**What is expected**
Restate the entries below verbatim.
BEGIN Data supplied
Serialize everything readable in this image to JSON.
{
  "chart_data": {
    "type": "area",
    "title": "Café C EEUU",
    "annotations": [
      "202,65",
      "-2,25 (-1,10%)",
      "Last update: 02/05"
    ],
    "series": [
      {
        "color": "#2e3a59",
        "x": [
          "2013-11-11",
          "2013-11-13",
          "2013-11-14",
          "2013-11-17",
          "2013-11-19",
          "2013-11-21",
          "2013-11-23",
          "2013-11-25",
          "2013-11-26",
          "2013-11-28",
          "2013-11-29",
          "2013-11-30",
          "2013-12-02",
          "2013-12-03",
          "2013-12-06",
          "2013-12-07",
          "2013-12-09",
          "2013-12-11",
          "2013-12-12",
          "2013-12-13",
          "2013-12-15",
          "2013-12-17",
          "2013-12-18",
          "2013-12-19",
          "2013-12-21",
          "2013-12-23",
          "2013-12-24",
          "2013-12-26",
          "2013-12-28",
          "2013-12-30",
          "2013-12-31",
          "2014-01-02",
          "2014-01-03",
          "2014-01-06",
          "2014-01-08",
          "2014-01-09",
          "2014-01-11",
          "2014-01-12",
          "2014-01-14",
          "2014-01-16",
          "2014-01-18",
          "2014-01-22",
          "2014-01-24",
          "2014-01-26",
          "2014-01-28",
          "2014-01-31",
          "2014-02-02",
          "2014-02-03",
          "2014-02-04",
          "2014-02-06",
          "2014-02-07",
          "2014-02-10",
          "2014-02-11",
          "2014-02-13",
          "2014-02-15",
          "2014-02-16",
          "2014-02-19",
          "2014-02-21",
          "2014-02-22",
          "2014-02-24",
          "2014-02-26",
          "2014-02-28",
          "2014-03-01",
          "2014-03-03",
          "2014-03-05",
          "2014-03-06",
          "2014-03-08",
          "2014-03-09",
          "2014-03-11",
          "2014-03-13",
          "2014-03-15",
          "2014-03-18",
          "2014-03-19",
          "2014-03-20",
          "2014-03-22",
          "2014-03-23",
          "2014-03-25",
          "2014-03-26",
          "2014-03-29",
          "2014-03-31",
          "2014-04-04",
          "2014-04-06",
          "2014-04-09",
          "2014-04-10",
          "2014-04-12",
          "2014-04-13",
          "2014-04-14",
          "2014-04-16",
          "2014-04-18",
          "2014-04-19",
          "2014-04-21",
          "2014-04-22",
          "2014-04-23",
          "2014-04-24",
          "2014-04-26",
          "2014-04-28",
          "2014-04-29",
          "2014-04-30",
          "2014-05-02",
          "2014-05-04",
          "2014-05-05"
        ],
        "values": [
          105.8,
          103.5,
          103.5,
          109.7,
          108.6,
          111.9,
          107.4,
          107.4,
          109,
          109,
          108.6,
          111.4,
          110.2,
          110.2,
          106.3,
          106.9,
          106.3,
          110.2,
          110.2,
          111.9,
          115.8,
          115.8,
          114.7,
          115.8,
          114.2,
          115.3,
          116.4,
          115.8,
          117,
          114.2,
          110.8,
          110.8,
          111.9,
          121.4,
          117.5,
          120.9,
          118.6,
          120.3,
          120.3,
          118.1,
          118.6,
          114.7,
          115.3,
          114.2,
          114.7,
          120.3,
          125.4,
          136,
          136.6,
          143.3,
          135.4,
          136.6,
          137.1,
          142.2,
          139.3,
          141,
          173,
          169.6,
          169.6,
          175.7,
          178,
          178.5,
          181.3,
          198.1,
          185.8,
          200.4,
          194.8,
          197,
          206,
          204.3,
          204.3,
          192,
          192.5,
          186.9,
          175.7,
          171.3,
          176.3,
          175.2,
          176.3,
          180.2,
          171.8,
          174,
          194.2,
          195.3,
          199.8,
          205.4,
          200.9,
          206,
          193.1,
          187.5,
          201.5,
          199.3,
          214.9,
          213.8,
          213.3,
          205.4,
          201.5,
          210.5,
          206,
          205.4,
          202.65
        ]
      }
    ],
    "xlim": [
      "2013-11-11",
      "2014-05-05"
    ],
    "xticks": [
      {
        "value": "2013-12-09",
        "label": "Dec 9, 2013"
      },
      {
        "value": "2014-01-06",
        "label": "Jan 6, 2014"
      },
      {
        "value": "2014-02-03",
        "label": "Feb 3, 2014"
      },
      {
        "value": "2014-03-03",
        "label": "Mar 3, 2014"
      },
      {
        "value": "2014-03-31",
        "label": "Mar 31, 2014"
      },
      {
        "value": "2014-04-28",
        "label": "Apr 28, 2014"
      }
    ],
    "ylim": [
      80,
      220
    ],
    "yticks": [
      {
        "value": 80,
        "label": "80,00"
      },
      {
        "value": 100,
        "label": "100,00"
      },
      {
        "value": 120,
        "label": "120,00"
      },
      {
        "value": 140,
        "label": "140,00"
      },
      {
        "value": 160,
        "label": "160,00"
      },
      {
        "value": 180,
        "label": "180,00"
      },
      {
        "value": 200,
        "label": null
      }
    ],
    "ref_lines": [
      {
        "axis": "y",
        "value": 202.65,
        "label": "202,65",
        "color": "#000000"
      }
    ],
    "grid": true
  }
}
END Data supplied
**Finished answer**
Serialize everything readable in this image to JSON.
{
  "chart_data": {
    "type": "area",
    "title": "Café C EEUU",
    "annotations": [
      "202,65",
      "-2,25 (-1,10%)",
      "Last update: 02/05"
    ],
    "series": [
      {
        "color": "#2e3a59",
        "x": [
          "2013-11-11",
          "2013-11-13",
          "2013-11-14",
          "2013-11-17",
          "2013-11-19",
          "2013-11-21",
          "2013-11-23",
          "2013-11-25",
          "2013-11-26",
          "2013-11-28",
          "2013-11-29",
          "2013-11-30",
          "2013-12-02",
          "2013-12-03",
          "2013-12-06",
          "2013-12-07",
          "2013-12-09",
          "2013-12-11",
          "2013-12-12",
          "2013-12-13",
          "2013-12-15",
          "2013-12-17",
          "2013-12-18",
          "2013-12-19",
          "2013-12-21",
          "2013-12-23",
          "2013-12-24",
          "2013-12-26",
          "2013-12-28",
          "2013-12-30",
          "2013-12-31",
          "2014-01-02",
          "2014-01-03",
          "2014-01-06",
          "2014-01-08",
          "2014-01-09",
          "2014-01-11",
          "2014-01-12",
          "2014-01-14",
          "2014-01-16",
          "2014-01-18",
          "2014-01-22",
          "2014-01-24",
          "2014-01-26",
          "2014-01-28",
          "2014-01-31",
          "2014-02-02",
          "2014-02-03",
          "2014-02-04",
          "2014-02-06",
          "2014-02-07",
          "2014-02-10",
          "2014-02-11",
          "2014-02-13",
          "2014-02-15",
          "2014-02-16",
          "2014-02-19",
          "2014-02-21",
          "2014-02-22",
          "2014-02-24",
          "2014-02-26",
          "2014-02-28",
          "2014-03-01",
          "2014-03-03",
          "2014-03-05",
          "2014-03-06",
          "2014-03-08",
          "2014-03-09",
          "2014-03-11",
          "2014-03-13",
          "2014-03-15",
          "2014-03-18",
          "2014-03-19",
          "2014-03-20",
          "2014-03-22",
          "2014-03-23",
          "2014-03-25",
          "2014-03-26",
          "2014-03-29",
          "2014-03-31",
          "2014-04-04",
          "2014-04-06",
          "2014-04-09",
          "2014-04-10",
          "2014-04-12",
          "2014-04-13",
          "2014-04-14",
          "2014-04-16",
          "2014-04-18",
          "2014-04-19",
          "2014-04-21",
          "2014-04-22",
          "2014-04-23",
          "2014-04-24",
          "2014-04-26",
          "2014-04-28",
          "2014-04-29",
          "2014-04-30",
          "2014-05-02",
          "2014-05-04",
          "2014-05-05"
        ],
        "values": [
          105.8,
          103.5,
          103.5,
          109.7,
          108.6,
          111.9,
          107.4,
          107.4,
          109,
          109,
          108.6,
          111.4,
          110.2,
          110.2,
          106.3,
          106.9,
          106.3,
          110.2,
          110.2,
          111.9,
          115.8,
          115.8,
          114.7,
          115.8,
          114.2,
          115.3,
          116.4,
          115.8,
          117,
          114.2,
          110.8,
          110.8,
          111.9,
          121.4,
          117.5,
          120.9,
          118.6,
          120.3,
          120.3,
          118.1,
          118.6,
          114.7,
          115.3,
          114.2,
          114.7,
          120.3,
          125.4,
          136,
          136.6,
          143.3,
          135.4,
          136.6,
          137.1,
          142.2,
          139.3,
          141,
          173,
          169.6,
          169.6,
          175.7,
          178,
          178.5,
          181.3,
          198.1,
          185.8,
          200.4,
          194.8,
          197,
          206,
          204.3,
          204.3,
          192,
          192.5,
          186.9,
          175.7,
          171.3,
          176.3,
          175.2,
          176.3,
          180.2,
          171.8,
          174,
          194.2,
          195.3,
          199.8,
          205.4,
          200.9,
          206,
          193.1,
          187.5,
          201.5,
          199.3,
          214.9,
          213.8,
          213.3,
          205.4,
          201.5,
          210.5,
          206,
          205.4,
          202.65
        ]
      }
    ],
    "xlim": [
      "2013-11-11",
      "2014-05-05"
    ],
    "xticks": [
      {
        "value": "2013-12-09",
        "label": "Dec 9, 2013"
      },
      {
        "value": "2014-01-06",
        "label": "Jan 6, 2014"
      },
      {
        "value": "2014-02-03",
        "label": "Feb 3, 2014"
      },
      {
        "value": "2014-03-03",
        "label": "Mar 3, 2014"
      },
      {
        "value": "2014-03-31",
        "label": "Mar 31, 2014"
      },
      {
        "value": "2014-04-28",
        "label": "Apr 28, 2014"
      }
    ],
    "ylim": [
      80,
      220
    ],
    "yticks": [
      {
        "value": 80,
        "label": "80,00"
      },
      {
        "value": 100,
        "label": "100,00"
      },
      {
        "value": 120,
        "label": "120,00"
      },
      {
        "value": 140,
        "label": "140,00"
      },
      {
        "value": 160,
        "label": "160,00"
      },
      {
        "value": 180,
        "label": "180,00"
      },
      {
        "value": 200,
        "label": null
      }
    ],
    "ref_lines": [
      {
        "axis": "y",
        "value": 202.65,
        "label": "202,65",
        "color": "#000000"
      }
    ],
    "grid": true
  }
}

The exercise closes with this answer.